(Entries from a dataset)
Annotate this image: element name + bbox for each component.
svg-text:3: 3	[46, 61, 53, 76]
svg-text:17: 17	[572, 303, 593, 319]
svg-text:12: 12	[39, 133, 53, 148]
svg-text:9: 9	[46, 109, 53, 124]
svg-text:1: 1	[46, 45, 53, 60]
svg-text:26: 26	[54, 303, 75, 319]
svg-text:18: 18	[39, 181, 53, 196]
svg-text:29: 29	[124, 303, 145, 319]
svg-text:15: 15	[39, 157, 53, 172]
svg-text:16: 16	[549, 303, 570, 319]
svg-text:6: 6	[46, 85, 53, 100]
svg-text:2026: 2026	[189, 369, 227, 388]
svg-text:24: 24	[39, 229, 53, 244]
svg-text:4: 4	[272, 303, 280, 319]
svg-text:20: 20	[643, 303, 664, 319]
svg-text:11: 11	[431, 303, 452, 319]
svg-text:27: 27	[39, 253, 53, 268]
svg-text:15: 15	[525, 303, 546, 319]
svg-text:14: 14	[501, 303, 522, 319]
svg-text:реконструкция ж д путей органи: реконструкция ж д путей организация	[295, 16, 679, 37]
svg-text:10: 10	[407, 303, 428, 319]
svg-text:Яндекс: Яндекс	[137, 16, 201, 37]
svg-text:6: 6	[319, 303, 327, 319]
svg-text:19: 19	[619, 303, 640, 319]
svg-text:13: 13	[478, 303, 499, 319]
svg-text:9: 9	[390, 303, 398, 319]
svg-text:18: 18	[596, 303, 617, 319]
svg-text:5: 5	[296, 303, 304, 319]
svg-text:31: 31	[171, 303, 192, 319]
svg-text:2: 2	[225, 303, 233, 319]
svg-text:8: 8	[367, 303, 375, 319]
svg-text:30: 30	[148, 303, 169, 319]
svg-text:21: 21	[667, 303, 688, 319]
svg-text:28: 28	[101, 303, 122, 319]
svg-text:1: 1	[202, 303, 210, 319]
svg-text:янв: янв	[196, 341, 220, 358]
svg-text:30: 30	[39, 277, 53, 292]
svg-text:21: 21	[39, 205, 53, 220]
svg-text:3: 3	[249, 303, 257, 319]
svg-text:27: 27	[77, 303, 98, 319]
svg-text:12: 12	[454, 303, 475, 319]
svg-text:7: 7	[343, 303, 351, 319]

**Work required**. Reproduce every line of the listing above without any changes.

**Written response**.
Annotate this image: element name + bbox for each component.
svg-text:3: 3	[46, 61, 53, 76]
svg-text:17: 17	[572, 303, 593, 319]
svg-text:12: 12	[39, 133, 53, 148]
svg-text:9: 9	[46, 109, 53, 124]
svg-text:1: 1	[46, 45, 53, 60]
svg-text:26: 26	[54, 303, 75, 319]
svg-text:18: 18	[39, 181, 53, 196]
svg-text:29: 29	[124, 303, 145, 319]
svg-text:15: 15	[39, 157, 53, 172]
svg-text:16: 16	[549, 303, 570, 319]
svg-text:6: 6	[46, 85, 53, 100]
svg-text:2026: 2026	[189, 369, 227, 388]
svg-text:24: 24	[39, 229, 53, 244]
svg-text:4: 4	[272, 303, 280, 319]
svg-text:20: 20	[643, 303, 664, 319]
svg-text:11: 11	[431, 303, 452, 319]
svg-text:27: 27	[39, 253, 53, 268]
svg-text:15: 15	[525, 303, 546, 319]
svg-text:14: 14	[501, 303, 522, 319]
svg-text:реконструкция ж д путей органи: реконструкция ж д путей организация	[295, 16, 679, 37]
svg-text:10: 10	[407, 303, 428, 319]
svg-text:Яндекс: Яндекс	[137, 16, 201, 37]
svg-text:6: 6	[319, 303, 327, 319]
svg-text:19: 19	[619, 303, 640, 319]
svg-text:13: 13	[478, 303, 499, 319]
svg-text:9: 9	[390, 303, 398, 319]
svg-text:18: 18	[596, 303, 617, 319]
svg-text:5: 5	[296, 303, 304, 319]
svg-text:31: 31	[171, 303, 192, 319]
svg-text:2: 2	[225, 303, 233, 319]
svg-text:8: 8	[367, 303, 375, 319]
svg-text:30: 30	[148, 303, 169, 319]
svg-text:21: 21	[667, 303, 688, 319]
svg-text:28: 28	[101, 303, 122, 319]
svg-text:1: 1	[202, 303, 210, 319]
svg-text:янв: янв	[196, 341, 220, 358]
svg-text:30: 30	[39, 277, 53, 292]
svg-text:21: 21	[39, 205, 53, 220]
svg-text:3: 3	[249, 303, 257, 319]
svg-text:27: 27	[77, 303, 98, 319]
svg-text:12: 12	[454, 303, 475, 319]
svg-text:7: 7	[343, 303, 351, 319]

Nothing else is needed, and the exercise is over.